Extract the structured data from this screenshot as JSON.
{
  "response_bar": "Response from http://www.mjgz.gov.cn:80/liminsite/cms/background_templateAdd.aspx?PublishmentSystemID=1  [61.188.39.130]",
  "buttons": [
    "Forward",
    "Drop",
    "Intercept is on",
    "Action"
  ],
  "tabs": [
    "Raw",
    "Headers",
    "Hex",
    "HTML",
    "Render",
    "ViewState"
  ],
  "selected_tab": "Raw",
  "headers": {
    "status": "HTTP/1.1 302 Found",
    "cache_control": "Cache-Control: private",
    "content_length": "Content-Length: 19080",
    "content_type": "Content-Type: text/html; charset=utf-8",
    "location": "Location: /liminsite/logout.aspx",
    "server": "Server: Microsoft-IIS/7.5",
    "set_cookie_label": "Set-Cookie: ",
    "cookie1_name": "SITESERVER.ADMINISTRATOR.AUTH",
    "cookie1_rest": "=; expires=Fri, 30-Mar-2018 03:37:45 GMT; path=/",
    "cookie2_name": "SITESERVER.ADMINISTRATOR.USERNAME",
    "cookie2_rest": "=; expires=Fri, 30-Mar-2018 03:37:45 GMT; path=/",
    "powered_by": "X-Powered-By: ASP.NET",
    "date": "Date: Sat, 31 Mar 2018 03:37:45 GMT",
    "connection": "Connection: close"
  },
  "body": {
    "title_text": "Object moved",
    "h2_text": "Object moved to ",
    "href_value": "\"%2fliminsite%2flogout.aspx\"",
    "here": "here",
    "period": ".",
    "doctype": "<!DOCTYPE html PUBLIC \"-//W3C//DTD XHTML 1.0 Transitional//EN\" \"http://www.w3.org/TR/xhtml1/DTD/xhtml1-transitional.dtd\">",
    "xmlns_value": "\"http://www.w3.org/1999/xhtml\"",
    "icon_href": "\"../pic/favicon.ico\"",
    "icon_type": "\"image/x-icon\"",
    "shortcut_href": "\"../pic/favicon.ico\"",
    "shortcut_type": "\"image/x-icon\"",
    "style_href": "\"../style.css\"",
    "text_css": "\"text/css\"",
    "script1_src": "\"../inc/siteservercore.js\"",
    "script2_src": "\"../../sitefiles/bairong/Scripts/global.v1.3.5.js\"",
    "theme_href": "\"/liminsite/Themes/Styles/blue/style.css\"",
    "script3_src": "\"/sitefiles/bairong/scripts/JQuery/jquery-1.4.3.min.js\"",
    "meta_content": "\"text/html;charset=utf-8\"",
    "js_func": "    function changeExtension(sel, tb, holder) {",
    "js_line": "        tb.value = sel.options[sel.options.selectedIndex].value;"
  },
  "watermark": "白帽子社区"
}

## What the exercise asks
Check the data for the word "image" and pull out the lines that have it.

## Expected answer
    "icon_type": "\"image/x-icon\"",
    "shortcut_type": "\"image/x-icon\"",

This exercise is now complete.